= Excerpted data =
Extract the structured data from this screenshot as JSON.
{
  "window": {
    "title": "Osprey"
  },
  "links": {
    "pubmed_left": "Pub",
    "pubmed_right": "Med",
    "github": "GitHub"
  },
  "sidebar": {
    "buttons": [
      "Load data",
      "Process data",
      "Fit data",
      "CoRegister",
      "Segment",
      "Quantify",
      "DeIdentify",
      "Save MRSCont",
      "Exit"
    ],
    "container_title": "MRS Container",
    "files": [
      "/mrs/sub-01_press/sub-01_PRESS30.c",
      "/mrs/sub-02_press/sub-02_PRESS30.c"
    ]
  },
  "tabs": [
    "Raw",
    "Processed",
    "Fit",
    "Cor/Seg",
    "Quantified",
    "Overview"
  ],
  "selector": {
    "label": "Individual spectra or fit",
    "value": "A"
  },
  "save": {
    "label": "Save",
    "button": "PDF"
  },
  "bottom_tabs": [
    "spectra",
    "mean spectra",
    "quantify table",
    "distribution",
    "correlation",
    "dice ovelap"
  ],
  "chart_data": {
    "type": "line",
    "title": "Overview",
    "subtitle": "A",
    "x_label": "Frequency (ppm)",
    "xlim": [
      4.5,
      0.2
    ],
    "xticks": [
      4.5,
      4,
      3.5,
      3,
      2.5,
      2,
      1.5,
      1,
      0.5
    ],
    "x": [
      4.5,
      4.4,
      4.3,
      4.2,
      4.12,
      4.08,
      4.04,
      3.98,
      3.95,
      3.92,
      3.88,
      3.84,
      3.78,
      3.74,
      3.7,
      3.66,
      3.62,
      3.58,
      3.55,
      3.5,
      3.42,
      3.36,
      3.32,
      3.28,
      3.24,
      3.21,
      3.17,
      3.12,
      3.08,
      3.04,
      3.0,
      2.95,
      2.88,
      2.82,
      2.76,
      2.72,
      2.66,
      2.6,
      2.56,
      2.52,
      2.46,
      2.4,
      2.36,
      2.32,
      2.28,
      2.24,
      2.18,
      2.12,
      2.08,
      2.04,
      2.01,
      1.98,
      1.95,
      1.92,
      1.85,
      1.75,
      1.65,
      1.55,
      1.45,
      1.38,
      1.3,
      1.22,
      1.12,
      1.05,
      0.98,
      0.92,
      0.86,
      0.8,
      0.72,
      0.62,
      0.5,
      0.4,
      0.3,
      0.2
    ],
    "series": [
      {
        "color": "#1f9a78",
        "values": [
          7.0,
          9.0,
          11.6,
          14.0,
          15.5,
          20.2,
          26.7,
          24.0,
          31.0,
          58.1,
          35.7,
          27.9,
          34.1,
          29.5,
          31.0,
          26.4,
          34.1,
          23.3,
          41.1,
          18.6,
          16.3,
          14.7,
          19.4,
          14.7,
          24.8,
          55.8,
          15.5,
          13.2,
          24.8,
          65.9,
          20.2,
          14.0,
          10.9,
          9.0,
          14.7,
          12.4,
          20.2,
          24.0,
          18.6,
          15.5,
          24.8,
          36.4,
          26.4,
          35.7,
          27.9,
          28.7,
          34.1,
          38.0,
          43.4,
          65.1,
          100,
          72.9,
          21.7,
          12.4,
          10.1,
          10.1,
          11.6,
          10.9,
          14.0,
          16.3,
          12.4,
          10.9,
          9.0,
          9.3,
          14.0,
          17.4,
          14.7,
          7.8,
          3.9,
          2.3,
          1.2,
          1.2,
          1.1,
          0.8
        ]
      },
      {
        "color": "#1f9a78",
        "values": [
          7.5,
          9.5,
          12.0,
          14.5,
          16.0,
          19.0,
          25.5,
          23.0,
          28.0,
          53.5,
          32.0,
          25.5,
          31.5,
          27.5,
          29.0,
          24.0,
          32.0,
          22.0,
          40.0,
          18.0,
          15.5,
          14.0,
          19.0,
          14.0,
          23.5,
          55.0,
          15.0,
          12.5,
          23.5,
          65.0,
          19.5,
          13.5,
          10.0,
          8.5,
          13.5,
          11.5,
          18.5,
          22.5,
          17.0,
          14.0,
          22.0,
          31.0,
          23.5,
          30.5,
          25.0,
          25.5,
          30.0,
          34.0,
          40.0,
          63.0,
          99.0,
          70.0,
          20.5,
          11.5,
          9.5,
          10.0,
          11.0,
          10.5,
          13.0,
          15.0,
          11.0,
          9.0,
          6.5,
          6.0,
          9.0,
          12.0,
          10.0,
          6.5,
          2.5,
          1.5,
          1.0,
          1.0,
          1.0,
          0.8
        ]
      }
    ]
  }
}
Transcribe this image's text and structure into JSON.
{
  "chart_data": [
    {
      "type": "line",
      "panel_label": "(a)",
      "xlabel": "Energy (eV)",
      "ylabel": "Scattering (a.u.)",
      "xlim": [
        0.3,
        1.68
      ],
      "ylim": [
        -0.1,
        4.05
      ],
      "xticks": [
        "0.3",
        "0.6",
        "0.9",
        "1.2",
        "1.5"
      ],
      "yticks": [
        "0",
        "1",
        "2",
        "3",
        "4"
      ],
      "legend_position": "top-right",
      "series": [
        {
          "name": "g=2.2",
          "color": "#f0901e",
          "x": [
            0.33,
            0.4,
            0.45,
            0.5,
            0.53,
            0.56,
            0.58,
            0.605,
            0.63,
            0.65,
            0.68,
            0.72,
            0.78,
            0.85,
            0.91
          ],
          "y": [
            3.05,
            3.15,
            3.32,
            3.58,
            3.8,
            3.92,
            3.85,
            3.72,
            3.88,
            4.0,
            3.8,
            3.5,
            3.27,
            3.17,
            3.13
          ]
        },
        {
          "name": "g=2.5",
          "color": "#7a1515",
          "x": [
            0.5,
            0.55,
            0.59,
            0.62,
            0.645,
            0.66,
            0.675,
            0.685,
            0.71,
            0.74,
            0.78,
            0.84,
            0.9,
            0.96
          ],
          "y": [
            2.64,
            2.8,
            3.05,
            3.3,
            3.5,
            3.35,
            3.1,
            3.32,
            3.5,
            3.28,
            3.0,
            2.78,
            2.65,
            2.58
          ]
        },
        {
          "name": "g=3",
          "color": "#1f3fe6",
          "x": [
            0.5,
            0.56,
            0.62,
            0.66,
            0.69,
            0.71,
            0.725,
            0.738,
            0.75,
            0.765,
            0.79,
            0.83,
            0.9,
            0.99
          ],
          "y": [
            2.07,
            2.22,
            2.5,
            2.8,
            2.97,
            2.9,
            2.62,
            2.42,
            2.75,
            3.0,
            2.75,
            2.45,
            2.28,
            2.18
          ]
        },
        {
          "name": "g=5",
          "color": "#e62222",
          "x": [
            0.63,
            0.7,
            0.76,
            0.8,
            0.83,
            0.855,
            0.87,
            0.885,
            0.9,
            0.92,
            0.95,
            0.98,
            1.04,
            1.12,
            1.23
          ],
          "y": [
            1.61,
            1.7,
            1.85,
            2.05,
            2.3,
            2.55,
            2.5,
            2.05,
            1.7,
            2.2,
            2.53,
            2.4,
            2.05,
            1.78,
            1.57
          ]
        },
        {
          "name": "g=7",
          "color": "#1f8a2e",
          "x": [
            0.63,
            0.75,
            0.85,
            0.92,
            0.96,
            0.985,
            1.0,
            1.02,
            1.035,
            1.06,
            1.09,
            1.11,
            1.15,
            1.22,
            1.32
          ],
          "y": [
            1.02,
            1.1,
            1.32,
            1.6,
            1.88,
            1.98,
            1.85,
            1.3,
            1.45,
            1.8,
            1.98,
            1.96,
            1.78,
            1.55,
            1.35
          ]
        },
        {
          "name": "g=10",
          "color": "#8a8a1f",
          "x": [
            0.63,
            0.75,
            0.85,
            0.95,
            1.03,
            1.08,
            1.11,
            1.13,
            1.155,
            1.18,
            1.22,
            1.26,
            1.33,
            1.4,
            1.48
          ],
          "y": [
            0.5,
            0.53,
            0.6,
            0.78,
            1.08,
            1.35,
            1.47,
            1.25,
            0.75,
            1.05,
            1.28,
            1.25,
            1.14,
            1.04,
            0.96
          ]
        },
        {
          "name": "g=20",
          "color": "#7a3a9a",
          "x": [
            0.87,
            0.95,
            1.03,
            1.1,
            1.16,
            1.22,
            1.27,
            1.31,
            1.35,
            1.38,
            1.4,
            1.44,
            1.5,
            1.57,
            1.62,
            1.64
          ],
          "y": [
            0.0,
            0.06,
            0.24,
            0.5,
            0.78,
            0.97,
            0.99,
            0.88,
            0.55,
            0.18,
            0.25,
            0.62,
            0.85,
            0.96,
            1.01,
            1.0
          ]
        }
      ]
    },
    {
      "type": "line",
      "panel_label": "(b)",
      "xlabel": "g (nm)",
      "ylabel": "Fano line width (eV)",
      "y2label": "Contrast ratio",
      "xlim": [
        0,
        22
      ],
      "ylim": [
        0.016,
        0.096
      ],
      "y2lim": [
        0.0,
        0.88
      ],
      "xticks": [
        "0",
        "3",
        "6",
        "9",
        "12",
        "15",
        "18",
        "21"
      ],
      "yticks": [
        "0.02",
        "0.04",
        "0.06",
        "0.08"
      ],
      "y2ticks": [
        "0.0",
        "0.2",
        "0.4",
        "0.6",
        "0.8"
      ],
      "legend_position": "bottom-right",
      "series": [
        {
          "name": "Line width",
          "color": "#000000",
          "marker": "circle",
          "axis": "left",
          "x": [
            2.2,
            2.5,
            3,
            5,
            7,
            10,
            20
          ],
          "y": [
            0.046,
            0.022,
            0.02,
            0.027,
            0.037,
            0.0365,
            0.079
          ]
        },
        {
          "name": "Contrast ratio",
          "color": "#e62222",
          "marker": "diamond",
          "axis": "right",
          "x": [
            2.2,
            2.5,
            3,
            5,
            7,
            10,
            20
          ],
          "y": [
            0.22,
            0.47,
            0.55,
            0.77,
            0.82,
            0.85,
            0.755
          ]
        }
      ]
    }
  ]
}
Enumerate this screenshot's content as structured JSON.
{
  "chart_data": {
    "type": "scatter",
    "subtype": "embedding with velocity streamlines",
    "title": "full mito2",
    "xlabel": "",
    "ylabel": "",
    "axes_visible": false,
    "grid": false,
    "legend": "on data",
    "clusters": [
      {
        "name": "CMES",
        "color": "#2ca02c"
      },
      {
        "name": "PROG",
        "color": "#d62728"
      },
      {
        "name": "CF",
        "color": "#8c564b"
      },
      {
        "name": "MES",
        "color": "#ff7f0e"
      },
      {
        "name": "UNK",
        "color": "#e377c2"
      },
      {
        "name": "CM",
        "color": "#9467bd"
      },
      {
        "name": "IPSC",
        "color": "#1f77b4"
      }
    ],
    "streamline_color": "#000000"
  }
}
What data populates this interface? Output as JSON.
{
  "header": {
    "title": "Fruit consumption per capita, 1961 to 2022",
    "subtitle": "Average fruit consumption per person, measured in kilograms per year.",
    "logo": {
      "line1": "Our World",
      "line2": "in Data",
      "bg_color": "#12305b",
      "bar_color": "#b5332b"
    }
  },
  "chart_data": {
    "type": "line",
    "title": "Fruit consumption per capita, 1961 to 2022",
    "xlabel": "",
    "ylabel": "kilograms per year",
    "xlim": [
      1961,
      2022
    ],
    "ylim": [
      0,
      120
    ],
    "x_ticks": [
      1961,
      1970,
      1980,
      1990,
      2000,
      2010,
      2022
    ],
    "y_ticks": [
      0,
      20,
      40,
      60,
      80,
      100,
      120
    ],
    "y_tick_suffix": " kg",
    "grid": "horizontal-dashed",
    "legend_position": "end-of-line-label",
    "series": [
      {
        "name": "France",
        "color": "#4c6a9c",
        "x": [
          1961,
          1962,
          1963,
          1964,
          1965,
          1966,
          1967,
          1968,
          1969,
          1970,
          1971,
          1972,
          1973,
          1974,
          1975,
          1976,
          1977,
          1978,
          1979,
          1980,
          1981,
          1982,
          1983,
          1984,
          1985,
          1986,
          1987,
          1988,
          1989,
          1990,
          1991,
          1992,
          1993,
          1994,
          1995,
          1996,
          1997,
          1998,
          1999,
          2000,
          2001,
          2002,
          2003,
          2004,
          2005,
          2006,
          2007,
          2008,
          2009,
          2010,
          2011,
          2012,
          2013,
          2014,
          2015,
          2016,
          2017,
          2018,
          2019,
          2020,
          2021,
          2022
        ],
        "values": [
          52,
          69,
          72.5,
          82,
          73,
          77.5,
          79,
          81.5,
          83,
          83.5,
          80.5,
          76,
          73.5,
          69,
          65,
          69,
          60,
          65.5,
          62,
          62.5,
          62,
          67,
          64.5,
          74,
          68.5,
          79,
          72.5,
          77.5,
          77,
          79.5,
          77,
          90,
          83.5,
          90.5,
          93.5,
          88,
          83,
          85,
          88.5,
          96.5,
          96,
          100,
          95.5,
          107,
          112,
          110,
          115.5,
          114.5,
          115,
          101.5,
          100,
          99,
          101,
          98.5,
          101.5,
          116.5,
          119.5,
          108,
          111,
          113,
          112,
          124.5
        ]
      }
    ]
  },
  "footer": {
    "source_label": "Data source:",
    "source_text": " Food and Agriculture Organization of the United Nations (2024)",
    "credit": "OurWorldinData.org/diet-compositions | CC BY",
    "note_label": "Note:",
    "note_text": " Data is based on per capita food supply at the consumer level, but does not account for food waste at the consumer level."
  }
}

= Written exercise =
Going through the data above, count the lines where the string "subtitle" appears, and answer with only that number.

= Exercise answer =
2